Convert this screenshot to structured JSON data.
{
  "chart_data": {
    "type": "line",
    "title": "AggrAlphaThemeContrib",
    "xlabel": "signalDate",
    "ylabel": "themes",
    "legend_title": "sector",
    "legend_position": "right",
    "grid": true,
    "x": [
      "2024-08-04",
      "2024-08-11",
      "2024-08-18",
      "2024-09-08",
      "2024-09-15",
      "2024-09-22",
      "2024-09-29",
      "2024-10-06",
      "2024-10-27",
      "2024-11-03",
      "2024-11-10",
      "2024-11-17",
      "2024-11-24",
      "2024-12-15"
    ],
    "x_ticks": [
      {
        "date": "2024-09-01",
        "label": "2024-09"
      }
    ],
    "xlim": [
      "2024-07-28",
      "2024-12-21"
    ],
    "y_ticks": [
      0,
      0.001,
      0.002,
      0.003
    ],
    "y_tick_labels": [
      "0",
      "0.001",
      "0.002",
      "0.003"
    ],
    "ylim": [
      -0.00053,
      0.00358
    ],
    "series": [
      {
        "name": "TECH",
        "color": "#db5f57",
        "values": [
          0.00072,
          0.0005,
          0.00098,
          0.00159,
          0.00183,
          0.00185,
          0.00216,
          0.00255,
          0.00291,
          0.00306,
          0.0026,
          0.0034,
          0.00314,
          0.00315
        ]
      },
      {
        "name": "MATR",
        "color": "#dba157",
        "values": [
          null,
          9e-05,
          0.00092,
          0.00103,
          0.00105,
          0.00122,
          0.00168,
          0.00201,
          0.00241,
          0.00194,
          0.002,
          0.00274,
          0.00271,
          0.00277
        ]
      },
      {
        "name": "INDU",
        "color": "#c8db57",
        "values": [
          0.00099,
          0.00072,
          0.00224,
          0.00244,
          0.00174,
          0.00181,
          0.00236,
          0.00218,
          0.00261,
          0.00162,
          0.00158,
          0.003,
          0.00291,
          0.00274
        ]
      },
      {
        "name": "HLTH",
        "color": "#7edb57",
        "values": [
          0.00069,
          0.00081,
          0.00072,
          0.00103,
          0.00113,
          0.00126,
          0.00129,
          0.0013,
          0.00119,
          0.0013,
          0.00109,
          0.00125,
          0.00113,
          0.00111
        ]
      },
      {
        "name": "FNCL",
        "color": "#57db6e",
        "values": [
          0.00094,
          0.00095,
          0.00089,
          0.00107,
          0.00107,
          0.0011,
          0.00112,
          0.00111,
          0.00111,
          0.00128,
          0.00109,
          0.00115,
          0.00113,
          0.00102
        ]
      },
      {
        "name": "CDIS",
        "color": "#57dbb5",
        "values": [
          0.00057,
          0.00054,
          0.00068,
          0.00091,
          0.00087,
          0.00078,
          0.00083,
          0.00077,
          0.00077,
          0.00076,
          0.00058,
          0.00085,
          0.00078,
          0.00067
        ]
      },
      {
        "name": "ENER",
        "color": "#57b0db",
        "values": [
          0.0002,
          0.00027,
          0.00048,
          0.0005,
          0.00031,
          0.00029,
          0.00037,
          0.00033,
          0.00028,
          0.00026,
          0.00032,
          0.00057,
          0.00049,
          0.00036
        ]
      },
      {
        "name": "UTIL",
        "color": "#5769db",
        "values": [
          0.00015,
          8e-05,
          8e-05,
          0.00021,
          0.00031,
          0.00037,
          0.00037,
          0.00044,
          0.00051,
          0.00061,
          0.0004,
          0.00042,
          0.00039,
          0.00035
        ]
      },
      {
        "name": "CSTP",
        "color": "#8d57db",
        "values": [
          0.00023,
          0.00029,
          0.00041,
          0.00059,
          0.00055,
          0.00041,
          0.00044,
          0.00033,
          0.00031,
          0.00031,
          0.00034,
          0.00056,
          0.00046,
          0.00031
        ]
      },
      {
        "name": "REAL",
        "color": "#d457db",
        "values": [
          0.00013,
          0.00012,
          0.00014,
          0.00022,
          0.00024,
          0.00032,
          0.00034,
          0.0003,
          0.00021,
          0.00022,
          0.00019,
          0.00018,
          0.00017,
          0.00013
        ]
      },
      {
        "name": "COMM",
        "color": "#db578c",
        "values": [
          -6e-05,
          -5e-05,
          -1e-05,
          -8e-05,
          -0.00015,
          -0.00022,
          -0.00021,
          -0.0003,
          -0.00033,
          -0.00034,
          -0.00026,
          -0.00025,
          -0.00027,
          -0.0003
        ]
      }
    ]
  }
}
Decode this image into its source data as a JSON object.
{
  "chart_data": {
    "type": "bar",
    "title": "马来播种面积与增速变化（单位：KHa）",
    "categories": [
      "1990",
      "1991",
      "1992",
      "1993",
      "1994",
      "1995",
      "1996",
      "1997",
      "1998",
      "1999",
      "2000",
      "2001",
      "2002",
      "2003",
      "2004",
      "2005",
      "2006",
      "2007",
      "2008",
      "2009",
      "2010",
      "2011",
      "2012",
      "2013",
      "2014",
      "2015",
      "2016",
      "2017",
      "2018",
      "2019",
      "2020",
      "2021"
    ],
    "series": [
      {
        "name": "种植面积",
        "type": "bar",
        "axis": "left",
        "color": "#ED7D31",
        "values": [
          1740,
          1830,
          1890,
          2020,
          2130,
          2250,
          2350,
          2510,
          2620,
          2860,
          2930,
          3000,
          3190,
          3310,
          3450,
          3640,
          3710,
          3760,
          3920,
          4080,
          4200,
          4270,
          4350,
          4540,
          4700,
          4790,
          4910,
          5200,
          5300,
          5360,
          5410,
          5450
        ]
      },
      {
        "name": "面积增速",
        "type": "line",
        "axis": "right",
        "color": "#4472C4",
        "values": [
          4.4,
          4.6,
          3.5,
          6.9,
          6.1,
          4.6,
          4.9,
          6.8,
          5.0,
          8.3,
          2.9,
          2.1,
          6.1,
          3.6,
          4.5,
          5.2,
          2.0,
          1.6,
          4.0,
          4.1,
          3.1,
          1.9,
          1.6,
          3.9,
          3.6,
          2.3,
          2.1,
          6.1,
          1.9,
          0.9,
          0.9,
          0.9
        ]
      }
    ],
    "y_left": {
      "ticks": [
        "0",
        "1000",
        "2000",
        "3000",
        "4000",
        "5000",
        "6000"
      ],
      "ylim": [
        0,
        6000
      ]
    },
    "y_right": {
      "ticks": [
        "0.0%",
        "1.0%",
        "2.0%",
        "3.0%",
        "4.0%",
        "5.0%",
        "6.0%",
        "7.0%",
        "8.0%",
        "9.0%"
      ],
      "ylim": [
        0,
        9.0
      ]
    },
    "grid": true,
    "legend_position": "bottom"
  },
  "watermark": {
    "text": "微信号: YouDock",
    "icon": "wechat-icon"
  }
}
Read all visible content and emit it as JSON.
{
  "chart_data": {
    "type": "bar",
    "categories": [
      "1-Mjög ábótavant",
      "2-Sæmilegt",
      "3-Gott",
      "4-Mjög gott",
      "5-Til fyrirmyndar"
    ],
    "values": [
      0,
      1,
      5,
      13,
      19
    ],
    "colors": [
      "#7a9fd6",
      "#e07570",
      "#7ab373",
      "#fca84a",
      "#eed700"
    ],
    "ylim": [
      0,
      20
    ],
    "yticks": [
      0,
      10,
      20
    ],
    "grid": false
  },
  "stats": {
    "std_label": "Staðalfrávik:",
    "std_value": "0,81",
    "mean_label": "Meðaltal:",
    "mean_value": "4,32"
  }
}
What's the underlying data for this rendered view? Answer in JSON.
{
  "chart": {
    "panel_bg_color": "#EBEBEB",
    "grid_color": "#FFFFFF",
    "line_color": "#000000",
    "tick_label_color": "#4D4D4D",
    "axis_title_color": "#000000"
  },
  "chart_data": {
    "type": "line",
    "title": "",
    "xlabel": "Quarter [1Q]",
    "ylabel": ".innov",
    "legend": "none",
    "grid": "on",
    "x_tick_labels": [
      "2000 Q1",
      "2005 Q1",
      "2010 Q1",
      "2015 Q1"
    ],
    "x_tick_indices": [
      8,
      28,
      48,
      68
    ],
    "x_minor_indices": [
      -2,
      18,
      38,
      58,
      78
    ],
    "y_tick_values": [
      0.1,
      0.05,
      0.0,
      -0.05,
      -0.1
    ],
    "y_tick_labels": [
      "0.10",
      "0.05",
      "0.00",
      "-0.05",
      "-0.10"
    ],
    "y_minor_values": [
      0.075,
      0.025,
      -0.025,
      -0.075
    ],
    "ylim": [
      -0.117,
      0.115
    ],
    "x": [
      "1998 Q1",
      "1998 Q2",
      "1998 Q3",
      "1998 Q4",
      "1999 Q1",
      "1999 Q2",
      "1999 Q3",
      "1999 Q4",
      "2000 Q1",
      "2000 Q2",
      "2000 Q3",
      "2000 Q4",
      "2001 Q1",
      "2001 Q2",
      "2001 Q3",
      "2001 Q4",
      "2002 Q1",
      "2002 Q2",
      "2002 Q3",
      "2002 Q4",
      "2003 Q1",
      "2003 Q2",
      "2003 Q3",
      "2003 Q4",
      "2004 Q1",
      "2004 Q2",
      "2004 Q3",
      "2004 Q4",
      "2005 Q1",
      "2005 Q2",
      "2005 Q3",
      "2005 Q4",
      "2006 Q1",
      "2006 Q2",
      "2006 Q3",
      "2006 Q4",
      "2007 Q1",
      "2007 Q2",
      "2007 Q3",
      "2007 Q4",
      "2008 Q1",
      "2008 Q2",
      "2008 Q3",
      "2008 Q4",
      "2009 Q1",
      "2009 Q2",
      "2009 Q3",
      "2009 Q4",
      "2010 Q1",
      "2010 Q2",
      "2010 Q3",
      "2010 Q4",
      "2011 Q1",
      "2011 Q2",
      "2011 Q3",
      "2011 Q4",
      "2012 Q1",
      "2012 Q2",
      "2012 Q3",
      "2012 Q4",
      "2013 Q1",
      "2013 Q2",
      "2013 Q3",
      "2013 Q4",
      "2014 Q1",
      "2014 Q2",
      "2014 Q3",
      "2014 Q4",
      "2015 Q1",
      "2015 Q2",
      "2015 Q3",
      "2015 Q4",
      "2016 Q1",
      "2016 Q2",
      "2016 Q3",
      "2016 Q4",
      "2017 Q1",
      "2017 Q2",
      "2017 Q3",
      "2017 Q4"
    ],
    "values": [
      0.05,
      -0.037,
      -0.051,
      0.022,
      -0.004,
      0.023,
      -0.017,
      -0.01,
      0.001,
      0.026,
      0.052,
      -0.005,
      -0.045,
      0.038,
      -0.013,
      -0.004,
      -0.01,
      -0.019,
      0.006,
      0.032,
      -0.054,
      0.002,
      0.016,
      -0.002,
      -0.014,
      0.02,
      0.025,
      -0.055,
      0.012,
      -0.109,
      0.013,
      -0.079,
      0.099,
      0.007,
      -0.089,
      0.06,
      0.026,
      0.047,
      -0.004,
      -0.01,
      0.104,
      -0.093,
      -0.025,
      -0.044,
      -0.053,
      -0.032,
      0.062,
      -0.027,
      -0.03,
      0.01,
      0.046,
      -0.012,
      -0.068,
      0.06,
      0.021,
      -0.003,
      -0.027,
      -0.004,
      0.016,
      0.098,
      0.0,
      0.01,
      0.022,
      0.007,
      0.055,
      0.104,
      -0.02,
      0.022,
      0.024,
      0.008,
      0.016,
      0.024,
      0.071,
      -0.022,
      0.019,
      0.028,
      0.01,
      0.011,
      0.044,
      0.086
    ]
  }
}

────────────────────

◆ **THE EXERCISE**: Search the listing for the word "xlabel". Copy every line in which it occurs.

◆ **TASK ANSWER**:
    "xlabel": "signalDate",
    "xlabel": "Quarter [1Q]",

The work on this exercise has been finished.